> **COSA SI RICHIEDE**
Nell'estratto scelto qui sotto, alcune solidali trovano molto strano un pullman di domenica. Spiega, per favore, perché lo trovano strano, basandoti solo su ciò che dice il testo.

> **ESTRATTO SCELTO**
Aria di vacanza. Venerdì 26 luglio, mentre per le strade, sui social, nelle case del Bel Paese è un gran parlare dell’eclissi totale di Luna più lunga e visibile del XXI secolo, tra i solidali presenti e attivi nella zona di confine di Ventimiglia gira la voce che domenica 29 la polizia italiana abbia intenzione di far partire un pullman di deportazione dei migranti verso gli hotspot del Sud Italia.

“Strano, molto, un pullman di domenica…perché?” Si chiedono alcune solidali. Non è quasi mai successo, le deportazioni di solito vengono fatte in settimana prima del weekend, quando la cittadina di frontiera si riempie di turisti per il mercato e per la vacanza.

> **DATI FORNITI**
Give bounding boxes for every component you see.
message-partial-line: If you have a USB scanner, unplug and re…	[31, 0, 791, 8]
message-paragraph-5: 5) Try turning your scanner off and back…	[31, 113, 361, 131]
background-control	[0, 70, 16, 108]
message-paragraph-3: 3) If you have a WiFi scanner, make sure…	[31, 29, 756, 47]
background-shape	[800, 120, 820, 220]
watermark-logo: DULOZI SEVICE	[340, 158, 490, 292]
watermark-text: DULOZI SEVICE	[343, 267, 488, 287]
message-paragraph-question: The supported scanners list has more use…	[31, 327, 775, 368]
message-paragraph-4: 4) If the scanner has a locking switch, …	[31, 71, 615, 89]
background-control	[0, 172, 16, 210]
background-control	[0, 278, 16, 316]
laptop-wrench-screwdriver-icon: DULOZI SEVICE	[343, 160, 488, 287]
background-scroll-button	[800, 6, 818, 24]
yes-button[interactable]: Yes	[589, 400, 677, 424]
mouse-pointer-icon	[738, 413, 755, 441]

> **COMPITO SVOLTO**
Secondo l'estratto, un pullman di deportazione di domenica non è quasi mai successo. Di solito le deportazioni vengono fatte in settimana, prima del weekend, quando la cittadina di frontiera si riempie di turisti per il mercato e per la vacanza.